[Data records]
Start

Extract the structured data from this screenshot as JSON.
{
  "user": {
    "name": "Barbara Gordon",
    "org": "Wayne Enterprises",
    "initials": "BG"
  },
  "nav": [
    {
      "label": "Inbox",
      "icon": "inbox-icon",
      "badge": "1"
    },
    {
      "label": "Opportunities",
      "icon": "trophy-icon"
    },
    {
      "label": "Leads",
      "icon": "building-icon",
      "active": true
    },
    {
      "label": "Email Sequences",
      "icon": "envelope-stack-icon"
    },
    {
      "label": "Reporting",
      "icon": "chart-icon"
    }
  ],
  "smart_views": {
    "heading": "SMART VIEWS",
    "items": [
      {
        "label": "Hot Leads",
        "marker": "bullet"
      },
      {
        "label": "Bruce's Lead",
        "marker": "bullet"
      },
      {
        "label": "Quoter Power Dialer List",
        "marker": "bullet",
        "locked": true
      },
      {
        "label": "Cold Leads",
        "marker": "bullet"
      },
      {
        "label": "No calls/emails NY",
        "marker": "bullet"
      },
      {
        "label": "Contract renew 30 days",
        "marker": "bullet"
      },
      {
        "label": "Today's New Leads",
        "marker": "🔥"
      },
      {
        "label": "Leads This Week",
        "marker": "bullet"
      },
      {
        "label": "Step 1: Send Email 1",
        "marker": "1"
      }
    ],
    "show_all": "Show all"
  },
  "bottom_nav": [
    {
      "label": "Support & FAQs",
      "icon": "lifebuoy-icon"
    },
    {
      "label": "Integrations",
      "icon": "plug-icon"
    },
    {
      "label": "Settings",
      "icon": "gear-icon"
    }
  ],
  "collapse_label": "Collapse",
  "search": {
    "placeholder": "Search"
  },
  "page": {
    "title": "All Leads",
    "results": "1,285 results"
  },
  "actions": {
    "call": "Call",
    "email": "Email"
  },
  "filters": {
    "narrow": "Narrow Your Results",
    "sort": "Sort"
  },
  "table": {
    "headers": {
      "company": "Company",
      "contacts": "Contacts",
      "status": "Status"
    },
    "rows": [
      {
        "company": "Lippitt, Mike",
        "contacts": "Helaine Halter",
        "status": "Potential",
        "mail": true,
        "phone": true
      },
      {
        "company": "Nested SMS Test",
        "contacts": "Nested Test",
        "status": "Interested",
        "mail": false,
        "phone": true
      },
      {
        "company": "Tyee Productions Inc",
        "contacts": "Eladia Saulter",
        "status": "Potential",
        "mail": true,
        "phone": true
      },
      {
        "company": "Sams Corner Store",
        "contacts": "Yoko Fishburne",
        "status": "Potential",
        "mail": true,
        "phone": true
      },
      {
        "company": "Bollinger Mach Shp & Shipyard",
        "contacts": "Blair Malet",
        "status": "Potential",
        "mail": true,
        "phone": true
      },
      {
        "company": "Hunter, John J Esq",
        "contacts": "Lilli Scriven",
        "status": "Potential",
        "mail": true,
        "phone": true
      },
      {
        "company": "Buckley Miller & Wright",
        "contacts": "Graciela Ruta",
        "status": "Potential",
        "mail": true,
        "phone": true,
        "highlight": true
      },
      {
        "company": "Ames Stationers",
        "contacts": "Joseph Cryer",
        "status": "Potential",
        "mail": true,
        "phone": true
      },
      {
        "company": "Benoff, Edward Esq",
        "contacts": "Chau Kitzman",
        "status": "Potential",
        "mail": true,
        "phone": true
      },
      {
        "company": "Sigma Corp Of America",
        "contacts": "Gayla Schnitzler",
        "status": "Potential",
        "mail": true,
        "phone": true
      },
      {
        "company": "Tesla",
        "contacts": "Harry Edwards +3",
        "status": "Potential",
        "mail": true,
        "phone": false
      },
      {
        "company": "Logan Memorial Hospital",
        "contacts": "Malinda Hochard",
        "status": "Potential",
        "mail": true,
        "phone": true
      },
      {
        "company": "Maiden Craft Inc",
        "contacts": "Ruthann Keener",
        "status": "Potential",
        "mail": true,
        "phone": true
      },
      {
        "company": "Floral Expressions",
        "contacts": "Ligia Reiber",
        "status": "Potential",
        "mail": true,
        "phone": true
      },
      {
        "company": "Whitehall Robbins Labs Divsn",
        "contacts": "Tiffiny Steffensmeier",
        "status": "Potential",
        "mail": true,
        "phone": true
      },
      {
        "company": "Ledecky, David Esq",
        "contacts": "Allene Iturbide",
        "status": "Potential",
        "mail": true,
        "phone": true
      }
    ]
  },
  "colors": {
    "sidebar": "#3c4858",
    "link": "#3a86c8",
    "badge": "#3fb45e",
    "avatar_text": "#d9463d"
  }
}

End

EXERCISE INSTRUCTIONS — The records above need to be transcribed in full. Keep every character unchanged.

TASK RESULT —
Extract the structured data from this screenshot as JSON.
{
  "user": {
    "name": "Barbara Gordon",
    "org": "Wayne Enterprises",
    "initials": "BG"
  },
  "nav": [
    {
      "label": "Inbox",
      "icon": "inbox-icon",
      "badge": "1"
    },
    {
      "label": "Opportunities",
      "icon": "trophy-icon"
    },
    {
      "label": "Leads",
      "icon": "building-icon",
      "active": true
    },
    {
      "label": "Email Sequences",
      "icon": "envelope-stack-icon"
    },
    {
      "label": "Reporting",
      "icon": "chart-icon"
    }
  ],
  "smart_views": {
    "heading": "SMART VIEWS",
    "items": [
      {
        "label": "Hot Leads",
        "marker": "bullet"
      },
      {
        "label": "Bruce's Lead",
        "marker": "bullet"
      },
      {
        "label": "Quoter Power Dialer List",
        "marker": "bullet",
        "locked": true
      },
      {
        "label": "Cold Leads",
        "marker": "bullet"
      },
      {
        "label": "No calls/emails NY",
        "marker": "bullet"
      },
      {
        "label": "Contract renew 30 days",
        "marker": "bullet"
      },
      {
        "label": "Today's New Leads",
        "marker": "🔥"
      },
      {
        "label": "Leads This Week",
        "marker": "bullet"
      },
      {
        "label": "Step 1: Send Email 1",
        "marker": "1"
      }
    ],
    "show_all": "Show all"
  },
  "bottom_nav": [
    {
      "label": "Support & FAQs",
      "icon": "lifebuoy-icon"
    },
    {
      "label": "Integrations",
      "icon": "plug-icon"
    },
    {
      "label": "Settings",
      "icon": "gear-icon"
    }
  ],
  "collapse_label": "Collapse",
  "search": {
    "placeholder": "Search"
  },
  "page": {
    "title": "All Leads",
    "results": "1,285 results"
  },
  "actions": {
    "call": "Call",
    "email": "Email"
  },
  "filters": {
    "narrow": "Narrow Your Results",
    "sort": "Sort"
  },
  "table": {
    "headers": {
      "company": "Company",
      "contacts": "Contacts",
      "status": "Status"
    },
    "rows": [
      {
        "company": "Lippitt, Mike",
        "contacts": "Helaine Halter",
        "status": "Potential",
        "mail": true,
        "phone": true
      },
      {
        "company": "Nested SMS Test",
        "contacts": "Nested Test",
        "status": "Interested",
        "mail": false,
        "phone": true
      },
      {
        "company": "Tyee Productions Inc",
        "contacts": "Eladia Saulter",
        "status": "Potential",
        "mail": true,
        "phone": true
      },
      {
        "company": "Sams Corner Store",
        "contacts": "Yoko Fishburne",
        "status": "Potential",
        "mail": true,
        "phone": true
      },
      {
        "company": "Bollinger Mach Shp & Shipyard",
        "contacts": "Blair Malet",
        "status": "Potential",
        "mail": true,
        "phone": true
      },
      {
        "company": "Hunter, John J Esq",
        "contacts": "Lilli Scriven",
        "status": "Potential",
        "mail": true,
        "phone": true
      },
      {
        "company": "Buckley Miller & Wright",
        "contacts": "Graciela Ruta",
        "status": "Potential",
        "mail": true,
        "phone": true,
        "highlight": true
      },
      {
        "company": "Ames Stationers",
        "contacts": "Joseph Cryer",
        "status": "Potential",
        "mail": true,
        "phone": true
      },
      {
        "company": "Benoff, Edward Esq",
        "contacts": "Chau Kitzman",
        "status": "Potential",
        "mail": true,
        "phone": true
      },
      {
        "company": "Sigma Corp Of America",
        "contacts": "Gayla Schnitzler",
        "status": "Potential",
        "mail": true,
        "phone": true
      },
      {
        "company": "Tesla",
        "contacts": "Harry Edwards +3",
        "status": "Potential",
        "mail": true,
        "phone": false
      },
      {
        "company": "Logan Memorial Hospital",
        "contacts": "Malinda Hochard",
        "status": "Potential",
        "mail": true,
        "phone": true
      },
      {
        "company": "Maiden Craft Inc",
        "contacts": "Ruthann Keener",
        "status": "Potential",
        "mail": true,
        "phone": true
      },
      {
        "company": "Floral Expressions",
        "contacts": "Ligia Reiber",
        "status": "Potential",
        "mail": true,
        "phone": true
      },
      {
        "company": "Whitehall Robbins Labs Divsn",
        "contacts": "Tiffiny Steffensmeier",
        "status": "Potential",
        "mail": true,
        "phone": true
      },
      {
        "company": "Ledecky, David Esq",
        "contacts": "Allene Iturbide",
        "status": "Potential",
        "mail": true,
        "phone": true
      }
    ]
  },
  "colors": {
    "sidebar": "#3c4858",
    "link": "#3a86c8",
    "badge": "#3fb45e",
    "avatar_text": "#d9463d"
  }
}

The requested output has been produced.